_Data to use_
============

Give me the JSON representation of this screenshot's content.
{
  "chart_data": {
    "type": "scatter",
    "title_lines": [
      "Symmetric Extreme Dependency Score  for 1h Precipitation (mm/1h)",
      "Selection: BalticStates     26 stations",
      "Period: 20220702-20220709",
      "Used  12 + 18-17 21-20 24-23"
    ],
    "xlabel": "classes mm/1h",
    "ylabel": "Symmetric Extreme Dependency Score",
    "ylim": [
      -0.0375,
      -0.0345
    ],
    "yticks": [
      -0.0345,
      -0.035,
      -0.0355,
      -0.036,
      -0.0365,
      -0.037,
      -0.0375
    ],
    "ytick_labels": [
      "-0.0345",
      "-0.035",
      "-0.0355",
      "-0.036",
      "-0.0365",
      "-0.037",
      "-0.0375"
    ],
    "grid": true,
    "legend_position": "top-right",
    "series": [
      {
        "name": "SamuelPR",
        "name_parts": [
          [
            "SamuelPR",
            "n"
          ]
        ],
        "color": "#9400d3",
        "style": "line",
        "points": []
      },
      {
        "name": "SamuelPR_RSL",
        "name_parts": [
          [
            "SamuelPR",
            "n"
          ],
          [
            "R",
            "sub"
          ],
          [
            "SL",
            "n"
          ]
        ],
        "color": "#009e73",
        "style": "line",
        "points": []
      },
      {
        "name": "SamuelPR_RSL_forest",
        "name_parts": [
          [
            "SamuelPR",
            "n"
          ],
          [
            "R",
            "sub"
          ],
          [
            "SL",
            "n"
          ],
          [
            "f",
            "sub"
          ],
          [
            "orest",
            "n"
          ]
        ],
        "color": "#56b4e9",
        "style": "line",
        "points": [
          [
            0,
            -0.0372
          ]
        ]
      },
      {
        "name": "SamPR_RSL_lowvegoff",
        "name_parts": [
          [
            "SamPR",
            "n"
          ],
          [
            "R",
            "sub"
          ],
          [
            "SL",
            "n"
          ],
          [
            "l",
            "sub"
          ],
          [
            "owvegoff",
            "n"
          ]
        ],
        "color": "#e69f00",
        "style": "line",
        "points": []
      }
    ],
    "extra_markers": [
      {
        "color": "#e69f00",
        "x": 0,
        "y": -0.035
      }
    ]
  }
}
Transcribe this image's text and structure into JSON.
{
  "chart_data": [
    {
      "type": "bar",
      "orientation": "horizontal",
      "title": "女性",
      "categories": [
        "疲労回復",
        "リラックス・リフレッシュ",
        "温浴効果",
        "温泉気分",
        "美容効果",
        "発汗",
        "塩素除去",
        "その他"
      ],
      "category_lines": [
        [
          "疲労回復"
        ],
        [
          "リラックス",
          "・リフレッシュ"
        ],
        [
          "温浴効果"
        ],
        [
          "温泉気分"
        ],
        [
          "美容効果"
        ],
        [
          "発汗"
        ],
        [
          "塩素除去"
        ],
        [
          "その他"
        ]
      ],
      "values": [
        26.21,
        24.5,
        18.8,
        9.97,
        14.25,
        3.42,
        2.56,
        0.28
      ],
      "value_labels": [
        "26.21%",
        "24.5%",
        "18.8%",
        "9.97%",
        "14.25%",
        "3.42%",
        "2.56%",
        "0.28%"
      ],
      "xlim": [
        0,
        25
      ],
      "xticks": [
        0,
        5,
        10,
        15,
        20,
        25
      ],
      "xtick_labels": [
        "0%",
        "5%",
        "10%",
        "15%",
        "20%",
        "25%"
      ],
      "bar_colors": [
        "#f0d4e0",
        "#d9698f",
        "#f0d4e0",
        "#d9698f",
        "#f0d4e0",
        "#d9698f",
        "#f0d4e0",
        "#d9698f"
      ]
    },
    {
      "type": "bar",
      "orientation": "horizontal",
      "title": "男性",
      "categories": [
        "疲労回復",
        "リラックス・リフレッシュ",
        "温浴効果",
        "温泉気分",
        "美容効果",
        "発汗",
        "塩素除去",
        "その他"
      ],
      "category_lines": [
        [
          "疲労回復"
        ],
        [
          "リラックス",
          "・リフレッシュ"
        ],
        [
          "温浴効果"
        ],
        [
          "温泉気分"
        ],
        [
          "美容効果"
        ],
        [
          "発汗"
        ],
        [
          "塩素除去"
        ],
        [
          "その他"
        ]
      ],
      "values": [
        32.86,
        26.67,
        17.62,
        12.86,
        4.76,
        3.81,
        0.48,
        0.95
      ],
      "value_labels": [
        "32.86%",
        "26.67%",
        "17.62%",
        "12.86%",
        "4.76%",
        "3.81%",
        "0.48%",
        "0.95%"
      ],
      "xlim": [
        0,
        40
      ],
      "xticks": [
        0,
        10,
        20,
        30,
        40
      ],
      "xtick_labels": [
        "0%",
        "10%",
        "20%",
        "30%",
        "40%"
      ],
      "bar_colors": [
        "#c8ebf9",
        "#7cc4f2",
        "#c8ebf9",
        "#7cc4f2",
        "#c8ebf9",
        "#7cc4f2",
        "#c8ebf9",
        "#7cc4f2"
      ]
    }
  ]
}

============

_Exercise brief_
Write out the entries in full, exactly as given.

_Written answer_
Give me the JSON representation of this screenshot's content.
{
  "chart_data": {
    "type": "scatter",
    "title_lines": [
      "Symmetric Extreme Dependency Score  for 1h Precipitation (mm/1h)",
      "Selection: BalticStates     26 stations",
      "Period: 20220702-20220709",
      "Used  12 + 18-17 21-20 24-23"
    ],
    "xlabel": "classes mm/1h",
    "ylabel": "Symmetric Extreme Dependency Score",
    "ylim": [
      -0.0375,
      -0.0345
    ],
    "yticks": [
      -0.0345,
      -0.035,
      -0.0355,
      -0.036,
      -0.0365,
      -0.037,
      -0.0375
    ],
    "ytick_labels": [
      "-0.0345",
      "-0.035",
      "-0.0355",
      "-0.036",
      "-0.0365",
      "-0.037",
      "-0.0375"
    ],
    "grid": true,
    "legend_position": "top-right",
    "series": [
      {
        "name": "SamuelPR",
        "name_parts": [
          [
            "SamuelPR",
            "n"
          ]
        ],
        "color": "#9400d3",
        "style": "line",
        "points": []
      },
      {
        "name": "SamuelPR_RSL",
        "name_parts": [
          [
            "SamuelPR",
            "n"
          ],
          [
            "R",
            "sub"
          ],
          [
            "SL",
            "n"
          ]
        ],
        "color": "#009e73",
        "style": "line",
        "points": []
      },
      {
        "name": "SamuelPR_RSL_forest",
        "name_parts": [
          [
            "SamuelPR",
            "n"
          ],
          [
            "R",
            "sub"
          ],
          [
            "SL",
            "n"
          ],
          [
            "f",
            "sub"
          ],
          [
            "orest",
            "n"
          ]
        ],
        "color": "#56b4e9",
        "style": "line",
        "points": [
          [
            0,
            -0.0372
          ]
        ]
      },
      {
        "name": "SamPR_RSL_lowvegoff",
        "name_parts": [
          [
            "SamPR",
            "n"
          ],
          [
            "R",
            "sub"
          ],
          [
            "SL",
            "n"
          ],
          [
            "l",
            "sub"
          ],
          [
            "owvegoff",
            "n"
          ]
        ],
        "color": "#e69f00",
        "style": "line",
        "points": []
      }
    ],
    "extra_markers": [
      {
        "color": "#e69f00",
        "x": 0,
        "y": -0.035
      }
    ]
  }
}
Transcribe this image's text and structure into JSON.
{
  "chart_data": [
    {
      "type": "bar",
      "orientation": "horizontal",
      "title": "女性",
      "categories": [
        "疲労回復",
        "リラックス・リフレッシュ",
        "温浴効果",
        "温泉気分",
        "美容効果",
        "発汗",
        "塩素除去",
        "その他"
      ],
      "category_lines": [
        [
          "疲労回復"
        ],
        [
          "リラックス",
          "・リフレッシュ"
        ],
        [
          "温浴効果"
        ],
        [
          "温泉気分"
        ],
        [
          "美容効果"
        ],
        [
          "発汗"
        ],
        [
          "塩素除去"
        ],
        [
          "その他"
        ]
      ],
      "values": [
        26.21,
        24.5,
        18.8,
        9.97,
        14.25,
        3.42,
        2.56,
        0.28
      ],
      "value_labels": [
        "26.21%",
        "24.5%",
        "18.8%",
        "9.97%",
        "14.25%",
        "3.42%",
        "2.56%",
        "0.28%"
      ],
      "xlim": [
        0,
        25
      ],
      "xticks": [
        0,
        5,
        10,
        15,
        20,
        25
      ],
      "xtick_labels": [
        "0%",
        "5%",
        "10%",
        "15%",
        "20%",
        "25%"
      ],
      "bar_colors": [
        "#f0d4e0",
        "#d9698f",
        "#f0d4e0",
        "#d9698f",
        "#f0d4e0",
        "#d9698f",
        "#f0d4e0",
        "#d9698f"
      ]
    },
    {
      "type": "bar",
      "orientation": "horizontal",
      "title": "男性",
      "categories": [
        "疲労回復",
        "リラックス・リフレッシュ",
        "温浴効果",
        "温泉気分",
        "美容効果",
        "発汗",
        "塩素除去",
        "その他"
      ],
      "category_lines": [
        [
          "疲労回復"
        ],
        [
          "リラックス",
          "・リフレッシュ"
        ],
        [
          "温浴効果"
        ],
        [
          "温泉気分"
        ],
        [
          "美容効果"
        ],
        [
          "発汗"
        ],
        [
          "塩素除去"
        ],
        [
          "その他"
        ]
      ],
      "values": [
        32.86,
        26.67,
        17.62,
        12.86,
        4.76,
        3.81,
        0.48,
        0.95
      ],
      "value_labels": [
        "32.86%",
        "26.67%",
        "17.62%",
        "12.86%",
        "4.76%",
        "3.81%",
        "0.48%",
        "0.95%"
      ],
      "xlim": [
        0,
        40
      ],
      "xticks": [
        0,
        10,
        20,
        30,
        40
      ],
      "xtick_labels": [
        "0%",
        "10%",
        "20%",
        "30%",
        "40%"
      ],
      "bar_colors": [
        "#c8ebf9",
        "#7cc4f2",
        "#c8ebf9",
        "#7cc4f2",
        "#c8ebf9",
        "#7cc4f2",
        "#c8ebf9",
        "#7cc4f2"
      ]
    }
  ]
}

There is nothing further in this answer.